__SET PROBLEM__
Copy every entry exactly as given, minus the images.

__TASK DATA__
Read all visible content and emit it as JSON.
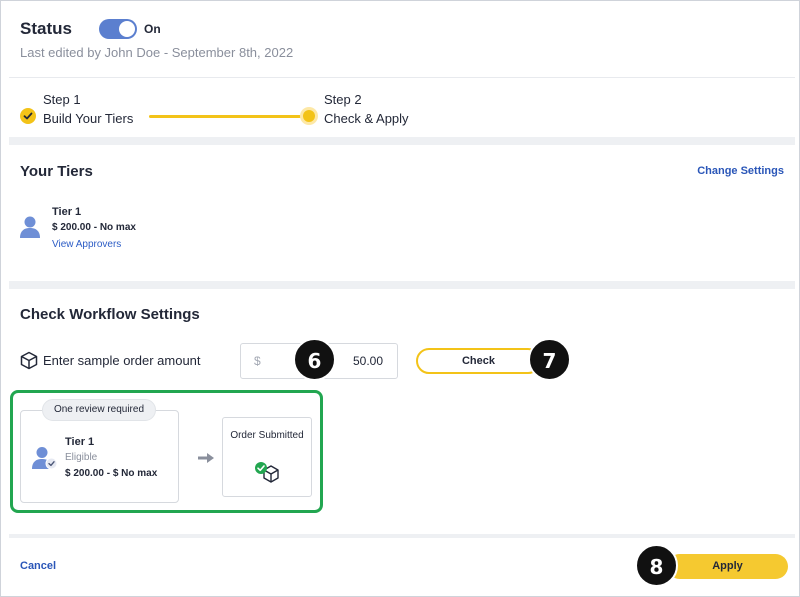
{
  "status": {
    "title": "Status",
    "toggle_label": "On",
    "toggle_on": true,
    "last_edited": "Last edited by John Doe - September 8th, 2022"
  },
  "stepper": {
    "steps": [
      {
        "number": "Step 1",
        "name": "Build Your Tiers",
        "state": "done"
      },
      {
        "number": "Step 2",
        "name": "Check & Apply",
        "state": "current"
      }
    ]
  },
  "tiers": {
    "title": "Your Tiers",
    "change_settings": "Change Settings",
    "items": [
      {
        "name": "Tier 1",
        "range": "$ 200.00 - No max",
        "link": "View Approvers"
      }
    ]
  },
  "workflow": {
    "title": "Check Workflow Settings",
    "sample_label": "Enter sample order amount",
    "amount_prefix": "$",
    "amount_value": "50.00",
    "check_label": "Check",
    "result": {
      "review_pill": "One review required",
      "tier_name": "Tier 1",
      "tier_status": "Eligible",
      "tier_range": "$ 200.00 - $ No max",
      "order_title": "Order Submitted"
    }
  },
  "footer": {
    "cancel_label": "Cancel",
    "apply_label": "Apply"
  },
  "callouts": [
    "6",
    "7",
    "8"
  ],
  "colors": {
    "accent_yellow": "#f3c318",
    "link_blue": "#2a56b8",
    "highlight_green": "#22a650",
    "toggle_blue": "#5b7fcf"
  }
}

__FULL ANSWER__
Read all visible content and emit it as JSON.
{
  "status": {
    "title": "Status",
    "toggle_label": "On",
    "toggle_on": true,
    "last_edited": "Last edited by John Doe - September 8th, 2022"
  },
  "stepper": {
    "steps": [
      {
        "number": "Step 1",
        "name": "Build Your Tiers",
        "state": "done"
      },
      {
        "number": "Step 2",
        "name": "Check & Apply",
        "state": "current"
      }
    ]
  },
  "tiers": {
    "title": "Your Tiers",
    "change_settings": "Change Settings",
    "items": [
      {
        "name": "Tier 1",
        "range": "$ 200.00 - No max",
        "link": "View Approvers"
      }
    ]
  },
  "workflow": {
    "title": "Check Workflow Settings",
    "sample_label": "Enter sample order amount",
    "amount_prefix": "$",
    "amount_value": "50.00",
    "check_label": "Check",
    "result": {
      "review_pill": "One review required",
      "tier_name": "Tier 1",
      "tier_status": "Eligible",
      "tier_range": "$ 200.00 - $ No max",
      "order_title": "Order Submitted"
    }
  },
  "footer": {
    "cancel_label": "Cancel",
    "apply_label": "Apply"
  },
  "callouts": [
    "6",
    "7",
    "8"
  ],
  "colors": {
    "accent_yellow": "#f3c318",
    "link_blue": "#2a56b8",
    "highlight_green": "#22a650",
    "toggle_blue": "#5b7fcf"
  }
}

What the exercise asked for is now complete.